» **TASK DIRECTIONS**: Every line with the string "title" should be gathered.

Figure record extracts
※

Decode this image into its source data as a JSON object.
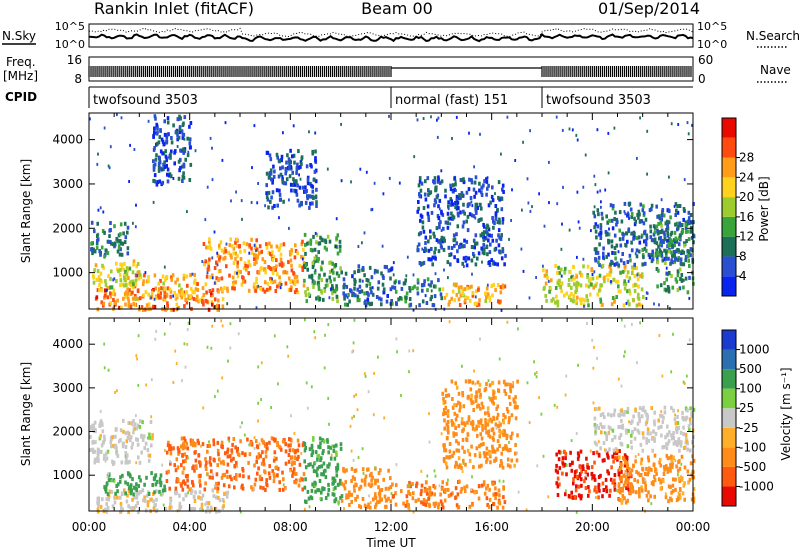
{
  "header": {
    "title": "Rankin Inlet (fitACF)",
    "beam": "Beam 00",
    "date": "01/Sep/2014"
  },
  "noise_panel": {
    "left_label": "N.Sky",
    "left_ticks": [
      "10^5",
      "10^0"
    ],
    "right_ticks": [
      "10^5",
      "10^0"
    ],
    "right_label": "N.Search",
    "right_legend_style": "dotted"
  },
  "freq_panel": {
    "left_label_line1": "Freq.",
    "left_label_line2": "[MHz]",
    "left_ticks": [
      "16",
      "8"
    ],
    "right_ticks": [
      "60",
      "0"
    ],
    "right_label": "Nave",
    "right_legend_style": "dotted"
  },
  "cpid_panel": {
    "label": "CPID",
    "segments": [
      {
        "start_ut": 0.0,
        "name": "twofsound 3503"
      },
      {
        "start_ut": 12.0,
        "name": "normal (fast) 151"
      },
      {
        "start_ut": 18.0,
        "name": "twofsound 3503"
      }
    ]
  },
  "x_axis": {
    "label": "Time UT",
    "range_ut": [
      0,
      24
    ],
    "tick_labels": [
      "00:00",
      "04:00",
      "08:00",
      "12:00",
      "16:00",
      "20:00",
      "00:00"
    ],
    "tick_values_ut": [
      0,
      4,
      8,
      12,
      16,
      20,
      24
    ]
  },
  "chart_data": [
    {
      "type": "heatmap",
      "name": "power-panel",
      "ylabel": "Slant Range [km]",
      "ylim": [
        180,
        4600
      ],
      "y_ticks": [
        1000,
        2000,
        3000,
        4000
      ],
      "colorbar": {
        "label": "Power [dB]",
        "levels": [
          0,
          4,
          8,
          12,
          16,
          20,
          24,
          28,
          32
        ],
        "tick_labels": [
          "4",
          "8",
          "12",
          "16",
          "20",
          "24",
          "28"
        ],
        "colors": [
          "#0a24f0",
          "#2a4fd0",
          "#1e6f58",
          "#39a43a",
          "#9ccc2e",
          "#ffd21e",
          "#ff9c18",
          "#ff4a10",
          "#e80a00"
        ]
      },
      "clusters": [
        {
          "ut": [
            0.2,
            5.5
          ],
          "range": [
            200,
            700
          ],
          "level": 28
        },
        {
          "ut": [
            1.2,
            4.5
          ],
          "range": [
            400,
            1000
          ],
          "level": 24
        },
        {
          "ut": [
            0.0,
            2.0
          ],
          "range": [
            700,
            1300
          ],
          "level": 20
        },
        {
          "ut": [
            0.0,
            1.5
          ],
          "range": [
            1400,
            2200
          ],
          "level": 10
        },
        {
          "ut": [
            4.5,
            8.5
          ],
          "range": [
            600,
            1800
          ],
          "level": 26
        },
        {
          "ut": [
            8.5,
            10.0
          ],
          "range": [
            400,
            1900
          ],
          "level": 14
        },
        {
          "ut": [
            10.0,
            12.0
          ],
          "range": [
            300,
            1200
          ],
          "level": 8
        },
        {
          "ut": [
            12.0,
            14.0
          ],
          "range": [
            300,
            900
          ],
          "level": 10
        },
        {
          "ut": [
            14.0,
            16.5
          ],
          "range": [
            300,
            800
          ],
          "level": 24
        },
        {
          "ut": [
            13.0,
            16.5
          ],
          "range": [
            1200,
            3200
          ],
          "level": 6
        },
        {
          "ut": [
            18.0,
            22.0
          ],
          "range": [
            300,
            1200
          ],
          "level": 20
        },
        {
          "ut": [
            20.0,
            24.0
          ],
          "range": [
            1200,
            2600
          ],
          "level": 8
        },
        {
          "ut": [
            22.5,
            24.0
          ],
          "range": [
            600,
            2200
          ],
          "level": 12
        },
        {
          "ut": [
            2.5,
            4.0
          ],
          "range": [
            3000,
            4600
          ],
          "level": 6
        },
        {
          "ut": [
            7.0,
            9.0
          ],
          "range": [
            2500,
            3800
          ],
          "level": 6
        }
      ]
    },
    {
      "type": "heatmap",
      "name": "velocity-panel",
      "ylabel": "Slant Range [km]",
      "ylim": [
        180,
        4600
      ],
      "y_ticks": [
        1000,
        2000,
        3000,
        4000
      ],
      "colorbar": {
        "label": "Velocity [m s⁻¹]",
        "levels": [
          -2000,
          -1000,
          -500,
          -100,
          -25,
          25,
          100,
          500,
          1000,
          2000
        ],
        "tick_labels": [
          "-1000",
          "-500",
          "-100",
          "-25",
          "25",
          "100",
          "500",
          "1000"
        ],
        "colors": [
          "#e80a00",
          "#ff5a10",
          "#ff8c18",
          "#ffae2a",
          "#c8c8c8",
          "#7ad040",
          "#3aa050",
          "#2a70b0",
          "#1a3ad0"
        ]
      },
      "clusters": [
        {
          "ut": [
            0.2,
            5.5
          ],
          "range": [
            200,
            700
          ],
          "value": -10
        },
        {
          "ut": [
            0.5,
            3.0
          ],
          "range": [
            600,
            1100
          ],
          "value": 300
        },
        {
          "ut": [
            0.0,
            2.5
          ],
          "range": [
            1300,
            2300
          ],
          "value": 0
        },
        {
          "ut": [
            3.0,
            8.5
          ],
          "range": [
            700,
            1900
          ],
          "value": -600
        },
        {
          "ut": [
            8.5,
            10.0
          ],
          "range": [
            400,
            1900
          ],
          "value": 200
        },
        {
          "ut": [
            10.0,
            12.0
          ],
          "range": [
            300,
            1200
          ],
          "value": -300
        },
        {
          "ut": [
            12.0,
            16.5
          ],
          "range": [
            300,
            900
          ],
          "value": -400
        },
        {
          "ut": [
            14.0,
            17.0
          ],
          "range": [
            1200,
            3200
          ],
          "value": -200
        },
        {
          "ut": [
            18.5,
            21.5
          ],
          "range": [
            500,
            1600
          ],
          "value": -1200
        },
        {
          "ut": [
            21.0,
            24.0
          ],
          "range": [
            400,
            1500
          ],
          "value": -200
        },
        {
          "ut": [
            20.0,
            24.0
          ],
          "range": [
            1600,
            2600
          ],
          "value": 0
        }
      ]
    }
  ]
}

※

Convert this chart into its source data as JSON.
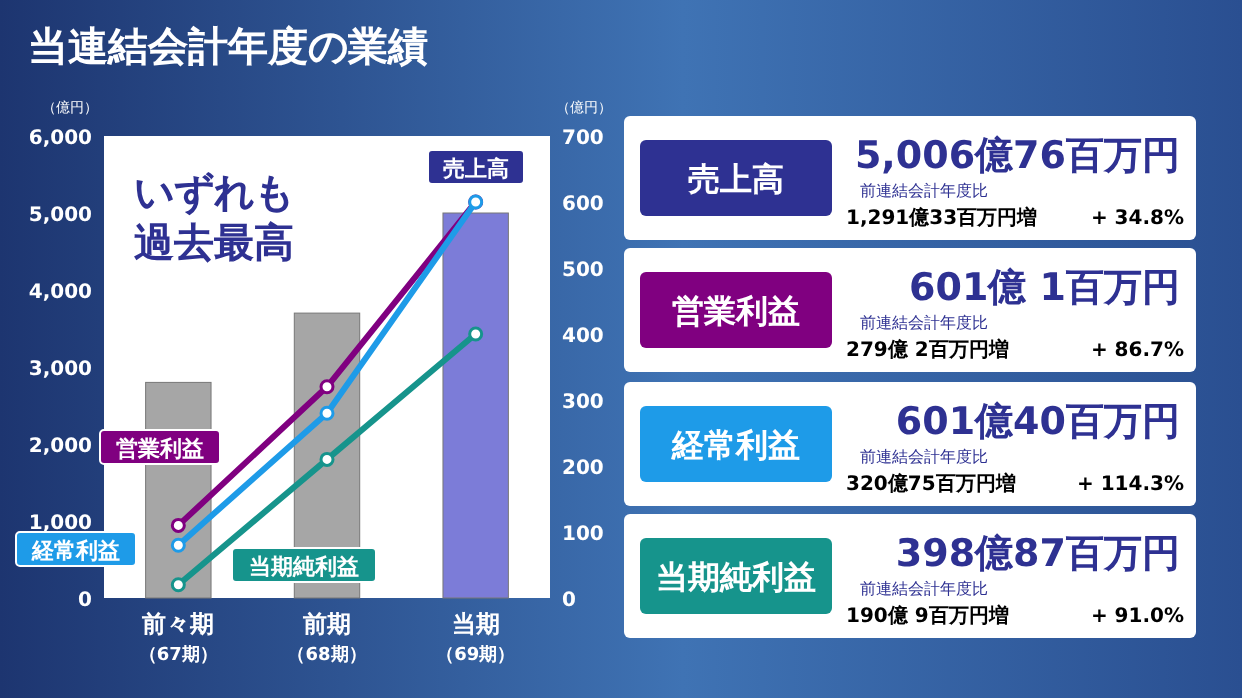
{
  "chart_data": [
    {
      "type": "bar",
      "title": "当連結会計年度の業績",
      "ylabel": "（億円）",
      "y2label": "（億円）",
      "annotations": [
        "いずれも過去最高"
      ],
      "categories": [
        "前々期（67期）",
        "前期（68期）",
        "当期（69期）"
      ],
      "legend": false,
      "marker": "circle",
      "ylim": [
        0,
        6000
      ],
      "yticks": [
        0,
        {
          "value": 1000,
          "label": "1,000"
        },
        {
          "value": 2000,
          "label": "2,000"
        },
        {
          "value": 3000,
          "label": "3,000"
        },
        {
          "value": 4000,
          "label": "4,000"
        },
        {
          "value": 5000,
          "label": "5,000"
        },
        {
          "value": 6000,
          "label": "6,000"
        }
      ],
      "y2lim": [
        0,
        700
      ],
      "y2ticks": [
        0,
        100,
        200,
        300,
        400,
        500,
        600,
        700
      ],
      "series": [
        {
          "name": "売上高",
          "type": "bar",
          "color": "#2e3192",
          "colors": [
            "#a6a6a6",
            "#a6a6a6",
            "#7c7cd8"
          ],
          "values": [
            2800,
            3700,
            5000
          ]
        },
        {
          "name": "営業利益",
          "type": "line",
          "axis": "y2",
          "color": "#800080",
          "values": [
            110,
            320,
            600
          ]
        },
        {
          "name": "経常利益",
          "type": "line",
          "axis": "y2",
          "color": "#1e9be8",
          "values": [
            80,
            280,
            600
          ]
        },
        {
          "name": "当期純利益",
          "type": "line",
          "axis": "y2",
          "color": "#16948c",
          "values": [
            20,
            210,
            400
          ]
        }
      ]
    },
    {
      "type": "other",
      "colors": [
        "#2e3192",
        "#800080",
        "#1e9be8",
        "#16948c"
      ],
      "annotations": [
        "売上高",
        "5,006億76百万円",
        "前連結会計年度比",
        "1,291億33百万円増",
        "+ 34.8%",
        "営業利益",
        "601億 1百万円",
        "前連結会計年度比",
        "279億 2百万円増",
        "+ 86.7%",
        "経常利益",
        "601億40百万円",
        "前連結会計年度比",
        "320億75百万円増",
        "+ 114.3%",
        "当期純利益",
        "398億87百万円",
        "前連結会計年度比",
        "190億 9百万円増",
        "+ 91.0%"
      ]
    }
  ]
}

※

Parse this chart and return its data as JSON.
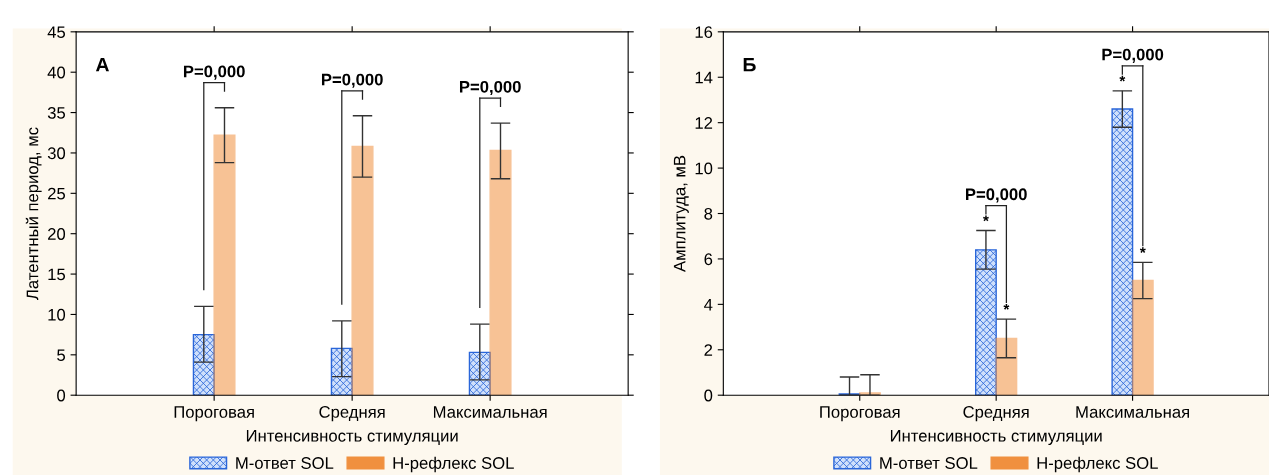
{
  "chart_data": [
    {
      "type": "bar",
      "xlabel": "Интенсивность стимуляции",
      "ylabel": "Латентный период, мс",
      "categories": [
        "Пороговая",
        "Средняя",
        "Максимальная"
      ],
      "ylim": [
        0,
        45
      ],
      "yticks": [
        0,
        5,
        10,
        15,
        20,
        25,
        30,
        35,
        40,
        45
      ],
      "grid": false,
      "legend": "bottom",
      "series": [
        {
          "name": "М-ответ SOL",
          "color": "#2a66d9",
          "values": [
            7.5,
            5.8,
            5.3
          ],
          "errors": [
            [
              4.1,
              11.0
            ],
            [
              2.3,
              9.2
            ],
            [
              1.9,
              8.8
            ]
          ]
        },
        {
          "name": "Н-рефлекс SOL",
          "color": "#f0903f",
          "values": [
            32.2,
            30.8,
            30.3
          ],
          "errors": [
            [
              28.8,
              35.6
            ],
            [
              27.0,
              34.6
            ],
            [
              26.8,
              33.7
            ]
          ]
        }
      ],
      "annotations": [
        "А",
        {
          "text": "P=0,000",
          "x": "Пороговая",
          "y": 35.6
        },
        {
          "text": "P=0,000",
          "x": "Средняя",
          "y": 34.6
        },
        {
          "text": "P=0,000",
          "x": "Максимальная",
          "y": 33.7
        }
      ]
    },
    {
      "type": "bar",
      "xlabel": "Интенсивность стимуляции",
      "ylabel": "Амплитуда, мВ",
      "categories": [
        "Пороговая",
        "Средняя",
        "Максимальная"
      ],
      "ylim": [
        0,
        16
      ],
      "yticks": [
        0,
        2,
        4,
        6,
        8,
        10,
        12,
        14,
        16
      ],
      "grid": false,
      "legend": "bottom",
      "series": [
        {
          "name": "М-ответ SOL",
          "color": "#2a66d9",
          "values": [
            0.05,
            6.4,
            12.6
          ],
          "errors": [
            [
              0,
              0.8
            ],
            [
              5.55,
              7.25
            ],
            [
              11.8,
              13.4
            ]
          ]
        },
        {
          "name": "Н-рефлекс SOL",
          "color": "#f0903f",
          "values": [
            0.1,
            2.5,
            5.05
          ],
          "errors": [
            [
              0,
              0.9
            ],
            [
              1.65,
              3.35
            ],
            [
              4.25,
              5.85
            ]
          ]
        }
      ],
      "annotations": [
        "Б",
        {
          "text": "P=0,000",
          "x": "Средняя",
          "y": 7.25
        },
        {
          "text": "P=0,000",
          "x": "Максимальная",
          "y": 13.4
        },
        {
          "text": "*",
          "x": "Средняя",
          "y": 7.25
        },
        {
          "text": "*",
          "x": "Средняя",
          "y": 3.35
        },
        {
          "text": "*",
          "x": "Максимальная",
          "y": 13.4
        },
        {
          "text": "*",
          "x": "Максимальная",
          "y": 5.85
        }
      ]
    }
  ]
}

※

» **EXERCISE RESULT**:
    "title": "Rankin Inlet (fitACF)",
      "title": "当連結会計年度の業績",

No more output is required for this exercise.